WHAT TO WORK ON: In the material below, identify each line bearing the word "Fern". Reproduce those lines.

Start of DATA TO PROCESS

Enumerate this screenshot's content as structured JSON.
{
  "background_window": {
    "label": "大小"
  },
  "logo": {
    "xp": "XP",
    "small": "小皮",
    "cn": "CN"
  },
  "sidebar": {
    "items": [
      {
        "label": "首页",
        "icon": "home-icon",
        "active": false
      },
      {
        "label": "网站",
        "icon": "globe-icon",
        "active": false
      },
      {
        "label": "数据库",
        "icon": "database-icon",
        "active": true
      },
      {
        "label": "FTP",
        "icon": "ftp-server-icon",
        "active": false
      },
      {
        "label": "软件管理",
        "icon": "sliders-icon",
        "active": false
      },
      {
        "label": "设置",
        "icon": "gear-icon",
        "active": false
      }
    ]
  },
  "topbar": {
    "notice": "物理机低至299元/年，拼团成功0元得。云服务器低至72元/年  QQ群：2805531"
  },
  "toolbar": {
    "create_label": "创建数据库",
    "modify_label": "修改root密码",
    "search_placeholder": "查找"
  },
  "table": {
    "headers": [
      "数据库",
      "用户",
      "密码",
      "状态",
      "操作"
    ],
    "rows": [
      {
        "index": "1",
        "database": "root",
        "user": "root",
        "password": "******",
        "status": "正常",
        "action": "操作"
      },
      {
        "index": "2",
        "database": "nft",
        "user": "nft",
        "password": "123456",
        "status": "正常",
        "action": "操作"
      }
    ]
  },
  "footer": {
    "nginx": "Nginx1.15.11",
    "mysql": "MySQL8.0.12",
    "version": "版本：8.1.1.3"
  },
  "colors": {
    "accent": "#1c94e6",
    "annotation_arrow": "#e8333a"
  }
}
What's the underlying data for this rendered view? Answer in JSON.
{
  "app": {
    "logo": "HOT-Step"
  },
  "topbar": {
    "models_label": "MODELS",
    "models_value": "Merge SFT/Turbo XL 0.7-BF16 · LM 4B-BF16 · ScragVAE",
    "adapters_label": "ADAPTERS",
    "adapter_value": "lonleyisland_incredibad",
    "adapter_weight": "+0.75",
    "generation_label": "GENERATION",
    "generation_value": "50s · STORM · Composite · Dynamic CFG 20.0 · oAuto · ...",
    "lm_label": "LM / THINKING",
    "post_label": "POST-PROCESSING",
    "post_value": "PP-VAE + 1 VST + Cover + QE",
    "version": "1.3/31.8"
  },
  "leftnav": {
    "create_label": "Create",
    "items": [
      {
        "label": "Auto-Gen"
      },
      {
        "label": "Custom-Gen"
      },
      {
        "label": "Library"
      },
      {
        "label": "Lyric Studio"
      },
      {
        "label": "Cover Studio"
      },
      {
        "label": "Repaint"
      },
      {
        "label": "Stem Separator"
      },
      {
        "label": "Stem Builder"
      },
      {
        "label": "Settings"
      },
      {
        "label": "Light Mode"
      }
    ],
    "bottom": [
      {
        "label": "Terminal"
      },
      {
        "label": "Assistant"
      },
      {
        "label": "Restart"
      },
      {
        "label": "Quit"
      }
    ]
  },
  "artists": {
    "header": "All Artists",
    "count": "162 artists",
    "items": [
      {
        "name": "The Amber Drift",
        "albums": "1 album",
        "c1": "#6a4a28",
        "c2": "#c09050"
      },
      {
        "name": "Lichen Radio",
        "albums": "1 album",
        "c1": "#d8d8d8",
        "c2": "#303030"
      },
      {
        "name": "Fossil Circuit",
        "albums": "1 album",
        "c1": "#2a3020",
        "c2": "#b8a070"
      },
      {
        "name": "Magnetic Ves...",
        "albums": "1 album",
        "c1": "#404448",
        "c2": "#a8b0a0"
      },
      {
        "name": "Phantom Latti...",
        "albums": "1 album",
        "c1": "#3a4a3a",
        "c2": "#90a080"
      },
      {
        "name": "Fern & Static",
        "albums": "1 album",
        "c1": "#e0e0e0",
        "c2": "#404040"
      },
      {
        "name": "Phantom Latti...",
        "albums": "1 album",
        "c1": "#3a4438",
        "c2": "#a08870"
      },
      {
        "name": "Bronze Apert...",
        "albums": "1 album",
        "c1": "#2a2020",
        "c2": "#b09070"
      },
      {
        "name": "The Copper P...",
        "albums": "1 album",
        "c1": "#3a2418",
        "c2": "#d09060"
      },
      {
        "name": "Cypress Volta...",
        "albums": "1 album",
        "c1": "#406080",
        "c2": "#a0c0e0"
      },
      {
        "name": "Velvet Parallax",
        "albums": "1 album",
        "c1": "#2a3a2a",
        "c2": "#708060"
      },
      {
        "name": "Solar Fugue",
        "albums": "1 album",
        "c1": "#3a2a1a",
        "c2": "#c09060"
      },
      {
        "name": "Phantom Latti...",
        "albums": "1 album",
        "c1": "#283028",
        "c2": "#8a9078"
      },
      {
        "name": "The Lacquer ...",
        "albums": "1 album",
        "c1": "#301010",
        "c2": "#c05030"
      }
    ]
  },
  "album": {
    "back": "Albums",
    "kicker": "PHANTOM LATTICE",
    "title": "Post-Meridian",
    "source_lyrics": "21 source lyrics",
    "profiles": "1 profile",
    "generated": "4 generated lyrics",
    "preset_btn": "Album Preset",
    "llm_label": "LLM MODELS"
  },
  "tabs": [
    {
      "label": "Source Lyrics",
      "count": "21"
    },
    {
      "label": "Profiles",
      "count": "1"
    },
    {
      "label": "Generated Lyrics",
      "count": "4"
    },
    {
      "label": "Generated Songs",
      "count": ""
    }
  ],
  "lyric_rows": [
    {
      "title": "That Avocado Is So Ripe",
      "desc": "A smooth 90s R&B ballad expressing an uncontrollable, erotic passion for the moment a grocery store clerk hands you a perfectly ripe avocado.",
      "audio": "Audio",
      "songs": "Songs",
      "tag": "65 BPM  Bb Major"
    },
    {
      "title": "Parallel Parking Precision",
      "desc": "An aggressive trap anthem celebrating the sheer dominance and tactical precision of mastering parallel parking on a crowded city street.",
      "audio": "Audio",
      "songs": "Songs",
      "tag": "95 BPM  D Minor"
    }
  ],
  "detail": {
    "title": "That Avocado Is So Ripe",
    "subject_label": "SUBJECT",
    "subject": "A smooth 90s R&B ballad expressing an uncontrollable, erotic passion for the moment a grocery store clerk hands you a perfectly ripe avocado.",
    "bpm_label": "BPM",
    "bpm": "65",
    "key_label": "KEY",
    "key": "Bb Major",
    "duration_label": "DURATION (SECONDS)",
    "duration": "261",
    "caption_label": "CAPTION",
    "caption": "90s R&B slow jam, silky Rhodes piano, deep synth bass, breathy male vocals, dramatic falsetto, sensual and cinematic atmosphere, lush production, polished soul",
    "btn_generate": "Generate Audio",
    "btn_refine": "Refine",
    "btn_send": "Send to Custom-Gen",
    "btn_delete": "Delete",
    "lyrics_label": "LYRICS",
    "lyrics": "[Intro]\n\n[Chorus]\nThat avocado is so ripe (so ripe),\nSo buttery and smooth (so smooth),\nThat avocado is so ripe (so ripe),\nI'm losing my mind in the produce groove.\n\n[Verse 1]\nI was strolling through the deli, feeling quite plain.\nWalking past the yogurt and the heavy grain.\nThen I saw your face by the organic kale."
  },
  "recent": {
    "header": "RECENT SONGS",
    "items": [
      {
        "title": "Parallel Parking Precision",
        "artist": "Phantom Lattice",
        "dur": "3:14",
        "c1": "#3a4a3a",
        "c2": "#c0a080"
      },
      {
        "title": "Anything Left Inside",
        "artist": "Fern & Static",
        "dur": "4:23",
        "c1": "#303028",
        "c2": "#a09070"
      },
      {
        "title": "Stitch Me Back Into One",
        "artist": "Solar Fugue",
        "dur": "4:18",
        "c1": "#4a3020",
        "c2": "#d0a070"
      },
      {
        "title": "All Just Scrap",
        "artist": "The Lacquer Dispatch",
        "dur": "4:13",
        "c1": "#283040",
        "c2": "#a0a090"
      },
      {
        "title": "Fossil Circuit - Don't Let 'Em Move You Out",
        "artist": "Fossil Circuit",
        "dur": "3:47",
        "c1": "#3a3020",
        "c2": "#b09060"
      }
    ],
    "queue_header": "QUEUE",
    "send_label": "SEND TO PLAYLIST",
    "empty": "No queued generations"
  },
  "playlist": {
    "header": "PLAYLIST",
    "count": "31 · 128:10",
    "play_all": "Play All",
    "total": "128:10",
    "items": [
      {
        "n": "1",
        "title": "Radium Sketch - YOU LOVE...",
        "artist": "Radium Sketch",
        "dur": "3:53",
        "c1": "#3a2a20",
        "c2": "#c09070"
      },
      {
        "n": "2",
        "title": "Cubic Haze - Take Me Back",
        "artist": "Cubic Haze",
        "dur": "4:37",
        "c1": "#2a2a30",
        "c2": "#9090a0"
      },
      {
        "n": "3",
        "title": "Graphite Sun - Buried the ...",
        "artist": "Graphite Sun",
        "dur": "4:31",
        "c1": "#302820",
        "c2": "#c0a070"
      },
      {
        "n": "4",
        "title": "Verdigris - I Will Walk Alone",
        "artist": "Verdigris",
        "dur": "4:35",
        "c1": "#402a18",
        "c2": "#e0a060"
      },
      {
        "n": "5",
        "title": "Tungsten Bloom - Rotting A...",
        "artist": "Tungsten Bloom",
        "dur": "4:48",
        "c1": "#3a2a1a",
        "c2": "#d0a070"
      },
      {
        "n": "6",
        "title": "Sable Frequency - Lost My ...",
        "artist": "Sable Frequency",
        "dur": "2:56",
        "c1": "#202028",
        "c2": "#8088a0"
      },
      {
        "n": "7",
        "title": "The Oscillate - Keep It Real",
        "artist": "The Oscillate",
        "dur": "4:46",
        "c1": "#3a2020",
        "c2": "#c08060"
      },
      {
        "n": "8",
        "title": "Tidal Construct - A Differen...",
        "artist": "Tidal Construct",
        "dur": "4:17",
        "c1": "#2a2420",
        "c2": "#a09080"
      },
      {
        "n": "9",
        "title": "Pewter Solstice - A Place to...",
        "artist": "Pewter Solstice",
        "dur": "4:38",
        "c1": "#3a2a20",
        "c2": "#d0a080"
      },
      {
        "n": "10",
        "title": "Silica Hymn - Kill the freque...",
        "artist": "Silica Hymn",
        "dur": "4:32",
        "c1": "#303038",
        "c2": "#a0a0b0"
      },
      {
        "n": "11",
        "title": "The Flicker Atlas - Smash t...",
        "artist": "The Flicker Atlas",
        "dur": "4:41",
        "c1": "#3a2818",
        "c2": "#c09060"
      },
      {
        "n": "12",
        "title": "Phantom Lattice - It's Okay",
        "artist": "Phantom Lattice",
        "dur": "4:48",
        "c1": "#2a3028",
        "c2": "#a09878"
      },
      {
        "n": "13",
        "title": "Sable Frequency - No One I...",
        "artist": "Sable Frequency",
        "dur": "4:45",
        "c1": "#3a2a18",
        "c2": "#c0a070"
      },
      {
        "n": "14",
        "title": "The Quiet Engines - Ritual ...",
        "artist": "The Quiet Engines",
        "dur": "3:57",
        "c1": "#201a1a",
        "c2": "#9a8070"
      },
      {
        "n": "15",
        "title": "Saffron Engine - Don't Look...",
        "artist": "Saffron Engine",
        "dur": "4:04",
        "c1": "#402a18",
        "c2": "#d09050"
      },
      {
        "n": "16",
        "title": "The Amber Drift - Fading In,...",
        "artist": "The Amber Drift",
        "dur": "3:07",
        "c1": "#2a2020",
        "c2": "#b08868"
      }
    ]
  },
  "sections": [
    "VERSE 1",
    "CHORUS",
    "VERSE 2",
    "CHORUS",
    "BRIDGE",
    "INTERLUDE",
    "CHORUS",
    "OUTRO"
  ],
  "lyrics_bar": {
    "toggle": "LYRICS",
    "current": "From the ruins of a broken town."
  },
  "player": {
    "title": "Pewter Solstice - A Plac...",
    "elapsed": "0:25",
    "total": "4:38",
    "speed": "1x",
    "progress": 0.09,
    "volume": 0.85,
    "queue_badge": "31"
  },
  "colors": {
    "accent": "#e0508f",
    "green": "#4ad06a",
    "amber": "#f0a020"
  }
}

End of DATA TO PROCESS

RESULT OF THIS EXERCISE:
        "name": "Fern & Static",
        "artist": "Fern & Static",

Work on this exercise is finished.